Instruction: Answer with a single number, the count of lines holding the word "vises".

Data records:
++++++

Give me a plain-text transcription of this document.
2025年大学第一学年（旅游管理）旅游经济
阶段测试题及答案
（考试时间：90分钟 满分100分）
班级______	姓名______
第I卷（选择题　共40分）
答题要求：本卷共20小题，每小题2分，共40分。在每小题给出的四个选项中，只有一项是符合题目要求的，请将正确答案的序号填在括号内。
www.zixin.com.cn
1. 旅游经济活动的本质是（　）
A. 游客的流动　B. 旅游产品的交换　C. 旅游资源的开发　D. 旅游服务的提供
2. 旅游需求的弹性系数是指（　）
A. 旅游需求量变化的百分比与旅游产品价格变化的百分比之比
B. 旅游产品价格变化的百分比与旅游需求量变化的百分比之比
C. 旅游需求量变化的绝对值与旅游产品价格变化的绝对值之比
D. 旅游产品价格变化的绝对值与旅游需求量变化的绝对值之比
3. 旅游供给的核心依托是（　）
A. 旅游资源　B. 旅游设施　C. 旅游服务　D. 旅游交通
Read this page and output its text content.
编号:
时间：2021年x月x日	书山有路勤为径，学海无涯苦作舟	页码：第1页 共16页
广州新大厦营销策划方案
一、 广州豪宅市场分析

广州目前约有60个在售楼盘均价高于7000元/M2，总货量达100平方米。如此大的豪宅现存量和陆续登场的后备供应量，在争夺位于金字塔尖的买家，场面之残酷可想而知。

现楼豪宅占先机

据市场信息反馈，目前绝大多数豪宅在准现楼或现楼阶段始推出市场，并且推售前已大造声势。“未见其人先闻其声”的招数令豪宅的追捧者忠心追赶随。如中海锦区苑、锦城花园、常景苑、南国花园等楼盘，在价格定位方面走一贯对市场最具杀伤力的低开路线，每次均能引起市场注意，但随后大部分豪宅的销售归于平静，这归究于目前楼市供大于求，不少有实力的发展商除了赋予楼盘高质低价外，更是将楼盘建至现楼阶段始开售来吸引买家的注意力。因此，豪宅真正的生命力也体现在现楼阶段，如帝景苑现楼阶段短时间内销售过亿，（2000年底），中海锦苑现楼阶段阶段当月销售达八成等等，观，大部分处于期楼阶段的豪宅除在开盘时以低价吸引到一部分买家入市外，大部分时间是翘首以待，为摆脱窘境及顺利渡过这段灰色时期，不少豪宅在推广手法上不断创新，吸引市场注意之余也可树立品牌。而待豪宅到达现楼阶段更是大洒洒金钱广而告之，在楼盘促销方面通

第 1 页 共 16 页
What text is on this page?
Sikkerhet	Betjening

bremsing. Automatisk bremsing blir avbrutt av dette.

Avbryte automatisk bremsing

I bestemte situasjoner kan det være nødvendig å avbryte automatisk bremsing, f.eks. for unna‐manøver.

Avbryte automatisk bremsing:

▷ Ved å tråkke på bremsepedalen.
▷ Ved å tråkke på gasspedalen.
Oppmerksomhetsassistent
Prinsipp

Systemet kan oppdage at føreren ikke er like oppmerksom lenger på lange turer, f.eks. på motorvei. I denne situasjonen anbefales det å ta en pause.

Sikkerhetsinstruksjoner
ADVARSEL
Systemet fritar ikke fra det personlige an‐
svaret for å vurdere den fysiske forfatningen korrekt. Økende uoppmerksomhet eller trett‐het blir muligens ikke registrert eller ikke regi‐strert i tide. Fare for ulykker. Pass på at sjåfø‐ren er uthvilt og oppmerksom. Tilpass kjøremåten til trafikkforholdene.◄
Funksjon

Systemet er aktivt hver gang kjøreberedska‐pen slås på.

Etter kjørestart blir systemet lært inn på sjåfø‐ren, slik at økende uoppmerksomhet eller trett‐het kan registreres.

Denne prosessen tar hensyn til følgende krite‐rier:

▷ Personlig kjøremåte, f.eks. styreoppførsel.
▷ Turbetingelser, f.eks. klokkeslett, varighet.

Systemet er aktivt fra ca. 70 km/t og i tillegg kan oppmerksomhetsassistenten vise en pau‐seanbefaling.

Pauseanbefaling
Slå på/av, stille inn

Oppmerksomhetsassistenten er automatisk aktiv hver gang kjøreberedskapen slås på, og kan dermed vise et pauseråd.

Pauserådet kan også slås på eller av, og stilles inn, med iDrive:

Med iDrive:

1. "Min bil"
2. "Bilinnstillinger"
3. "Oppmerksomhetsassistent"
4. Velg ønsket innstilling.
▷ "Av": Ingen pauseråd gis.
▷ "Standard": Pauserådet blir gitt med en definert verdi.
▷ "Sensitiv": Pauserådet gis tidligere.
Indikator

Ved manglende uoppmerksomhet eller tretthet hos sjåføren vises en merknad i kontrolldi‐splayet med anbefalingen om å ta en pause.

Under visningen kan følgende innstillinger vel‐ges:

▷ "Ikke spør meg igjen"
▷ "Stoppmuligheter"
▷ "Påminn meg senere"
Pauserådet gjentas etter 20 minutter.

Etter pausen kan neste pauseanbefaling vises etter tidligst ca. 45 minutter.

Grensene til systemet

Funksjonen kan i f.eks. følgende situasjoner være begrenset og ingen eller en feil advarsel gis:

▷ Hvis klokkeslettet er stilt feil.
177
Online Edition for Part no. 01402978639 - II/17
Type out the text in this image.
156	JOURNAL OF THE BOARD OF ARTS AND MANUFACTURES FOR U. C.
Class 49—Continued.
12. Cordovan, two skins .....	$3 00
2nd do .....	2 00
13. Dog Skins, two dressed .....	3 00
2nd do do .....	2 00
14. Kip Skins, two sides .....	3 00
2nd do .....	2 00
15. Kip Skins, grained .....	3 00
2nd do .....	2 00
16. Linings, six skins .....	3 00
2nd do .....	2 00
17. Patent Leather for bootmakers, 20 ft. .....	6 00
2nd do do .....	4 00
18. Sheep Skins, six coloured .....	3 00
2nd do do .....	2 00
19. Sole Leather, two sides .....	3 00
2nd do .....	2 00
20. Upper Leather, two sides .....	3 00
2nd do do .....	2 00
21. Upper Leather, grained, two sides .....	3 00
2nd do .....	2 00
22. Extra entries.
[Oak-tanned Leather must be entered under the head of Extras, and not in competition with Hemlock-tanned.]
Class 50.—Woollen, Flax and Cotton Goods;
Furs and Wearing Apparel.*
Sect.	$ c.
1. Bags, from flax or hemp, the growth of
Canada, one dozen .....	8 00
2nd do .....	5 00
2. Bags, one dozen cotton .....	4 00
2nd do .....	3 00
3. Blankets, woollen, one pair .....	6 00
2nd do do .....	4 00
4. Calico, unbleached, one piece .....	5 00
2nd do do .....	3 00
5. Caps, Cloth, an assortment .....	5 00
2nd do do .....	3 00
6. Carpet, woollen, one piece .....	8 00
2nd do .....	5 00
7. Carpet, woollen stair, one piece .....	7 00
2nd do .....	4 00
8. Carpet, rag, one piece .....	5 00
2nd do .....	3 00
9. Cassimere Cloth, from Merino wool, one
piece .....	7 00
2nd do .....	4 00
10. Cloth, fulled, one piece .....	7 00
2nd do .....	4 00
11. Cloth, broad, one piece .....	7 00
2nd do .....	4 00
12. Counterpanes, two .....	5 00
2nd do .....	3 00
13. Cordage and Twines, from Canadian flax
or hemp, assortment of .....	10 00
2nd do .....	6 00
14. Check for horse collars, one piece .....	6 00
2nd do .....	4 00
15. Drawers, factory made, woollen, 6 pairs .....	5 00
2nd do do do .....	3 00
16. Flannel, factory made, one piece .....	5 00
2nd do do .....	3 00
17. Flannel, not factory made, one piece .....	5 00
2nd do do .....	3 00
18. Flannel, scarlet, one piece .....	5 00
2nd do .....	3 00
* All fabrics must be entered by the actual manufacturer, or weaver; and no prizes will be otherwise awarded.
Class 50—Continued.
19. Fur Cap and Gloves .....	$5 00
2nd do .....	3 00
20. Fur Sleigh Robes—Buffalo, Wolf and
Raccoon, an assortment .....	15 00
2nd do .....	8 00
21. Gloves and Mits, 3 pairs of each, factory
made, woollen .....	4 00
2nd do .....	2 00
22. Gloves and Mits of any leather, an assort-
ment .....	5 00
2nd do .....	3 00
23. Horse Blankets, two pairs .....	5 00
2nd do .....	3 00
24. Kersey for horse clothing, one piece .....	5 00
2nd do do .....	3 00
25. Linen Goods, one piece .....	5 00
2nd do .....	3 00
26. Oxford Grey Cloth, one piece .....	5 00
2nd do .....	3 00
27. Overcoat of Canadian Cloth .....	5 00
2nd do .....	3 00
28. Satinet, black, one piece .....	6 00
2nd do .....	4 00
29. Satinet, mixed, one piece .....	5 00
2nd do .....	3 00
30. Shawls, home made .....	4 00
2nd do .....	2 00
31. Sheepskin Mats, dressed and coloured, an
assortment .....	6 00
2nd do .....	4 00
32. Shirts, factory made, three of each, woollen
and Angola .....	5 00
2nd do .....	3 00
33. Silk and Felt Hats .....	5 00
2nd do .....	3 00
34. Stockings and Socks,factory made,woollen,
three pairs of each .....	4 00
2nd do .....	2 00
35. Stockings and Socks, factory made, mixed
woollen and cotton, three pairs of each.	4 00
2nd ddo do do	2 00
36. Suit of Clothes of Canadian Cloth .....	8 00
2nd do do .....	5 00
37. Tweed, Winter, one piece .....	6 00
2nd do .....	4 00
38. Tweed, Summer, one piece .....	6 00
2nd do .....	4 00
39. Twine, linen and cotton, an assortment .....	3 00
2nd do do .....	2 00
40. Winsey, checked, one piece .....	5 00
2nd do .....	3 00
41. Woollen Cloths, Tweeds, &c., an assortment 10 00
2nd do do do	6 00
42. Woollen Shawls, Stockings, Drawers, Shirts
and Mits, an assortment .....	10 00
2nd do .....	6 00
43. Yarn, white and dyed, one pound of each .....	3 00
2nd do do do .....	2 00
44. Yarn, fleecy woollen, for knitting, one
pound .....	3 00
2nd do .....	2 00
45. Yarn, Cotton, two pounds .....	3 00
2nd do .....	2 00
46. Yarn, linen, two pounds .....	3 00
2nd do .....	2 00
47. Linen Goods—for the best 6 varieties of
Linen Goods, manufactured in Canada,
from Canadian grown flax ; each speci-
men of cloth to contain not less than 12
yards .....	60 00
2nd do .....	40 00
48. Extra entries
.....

++++++

Reply to the exercise: 2